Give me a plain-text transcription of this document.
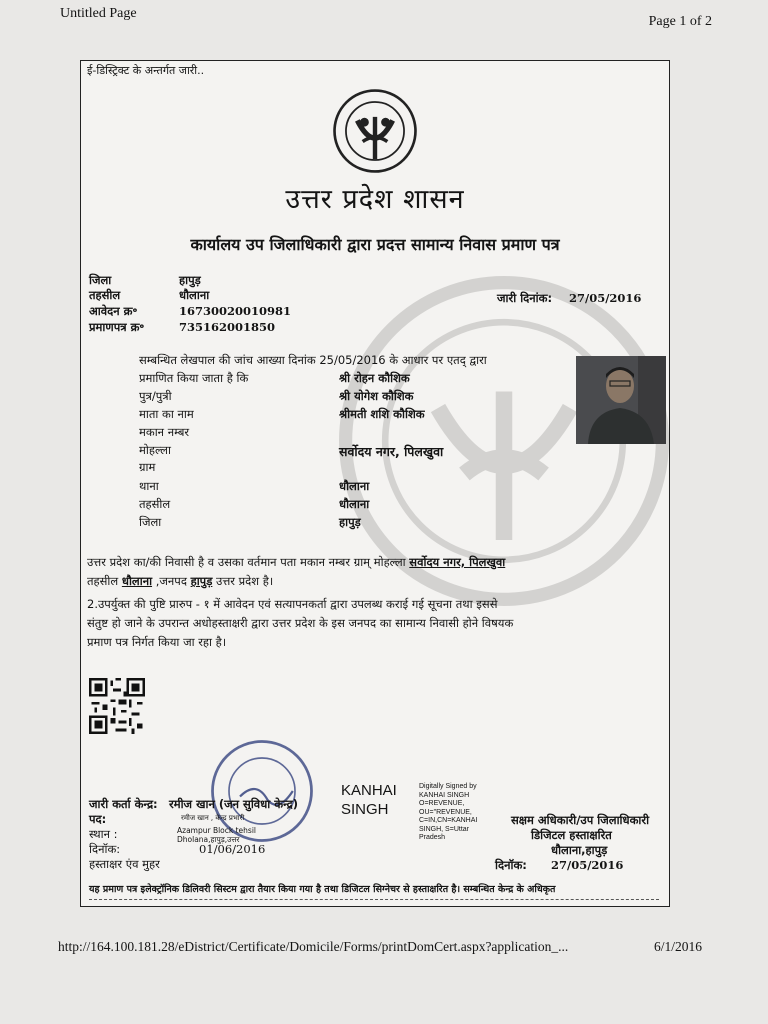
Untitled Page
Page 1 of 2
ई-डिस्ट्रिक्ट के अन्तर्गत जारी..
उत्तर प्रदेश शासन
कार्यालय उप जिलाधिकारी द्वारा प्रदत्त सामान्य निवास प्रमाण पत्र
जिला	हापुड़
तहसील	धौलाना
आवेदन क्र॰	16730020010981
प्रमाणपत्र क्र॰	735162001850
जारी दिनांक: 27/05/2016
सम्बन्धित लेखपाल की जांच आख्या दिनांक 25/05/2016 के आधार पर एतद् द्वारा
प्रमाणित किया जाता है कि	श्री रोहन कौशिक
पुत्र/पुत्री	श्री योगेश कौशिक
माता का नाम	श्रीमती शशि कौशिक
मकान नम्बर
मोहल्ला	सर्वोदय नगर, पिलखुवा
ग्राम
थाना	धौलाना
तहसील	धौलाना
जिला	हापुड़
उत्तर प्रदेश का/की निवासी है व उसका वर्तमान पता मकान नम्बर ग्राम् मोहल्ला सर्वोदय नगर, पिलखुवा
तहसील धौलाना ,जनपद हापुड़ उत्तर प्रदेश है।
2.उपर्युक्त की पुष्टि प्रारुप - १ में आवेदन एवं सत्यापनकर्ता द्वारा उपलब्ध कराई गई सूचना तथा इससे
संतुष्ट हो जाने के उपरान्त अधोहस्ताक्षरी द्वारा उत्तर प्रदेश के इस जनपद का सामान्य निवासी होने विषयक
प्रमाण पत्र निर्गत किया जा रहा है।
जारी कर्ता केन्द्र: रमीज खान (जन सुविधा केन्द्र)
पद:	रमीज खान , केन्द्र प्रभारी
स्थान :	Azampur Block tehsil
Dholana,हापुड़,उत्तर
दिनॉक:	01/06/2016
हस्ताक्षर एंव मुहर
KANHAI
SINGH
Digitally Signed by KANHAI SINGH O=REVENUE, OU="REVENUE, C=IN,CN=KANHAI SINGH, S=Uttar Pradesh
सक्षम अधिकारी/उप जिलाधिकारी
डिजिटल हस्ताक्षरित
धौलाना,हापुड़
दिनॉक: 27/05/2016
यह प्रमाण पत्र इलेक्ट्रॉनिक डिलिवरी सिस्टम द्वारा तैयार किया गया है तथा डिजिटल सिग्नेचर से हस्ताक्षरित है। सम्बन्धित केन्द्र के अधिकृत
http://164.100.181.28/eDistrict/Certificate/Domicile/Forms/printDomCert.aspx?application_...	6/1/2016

§

Given task: Which lines above hold the word "KANHAI"? Copy each of them.

The reply:
KANHAI
Digitally Signed by KANHAI SINGH O=REVENUE, OU="REVENUE, C=IN,CN=KANHAI SINGH, S=Uttar Pradesh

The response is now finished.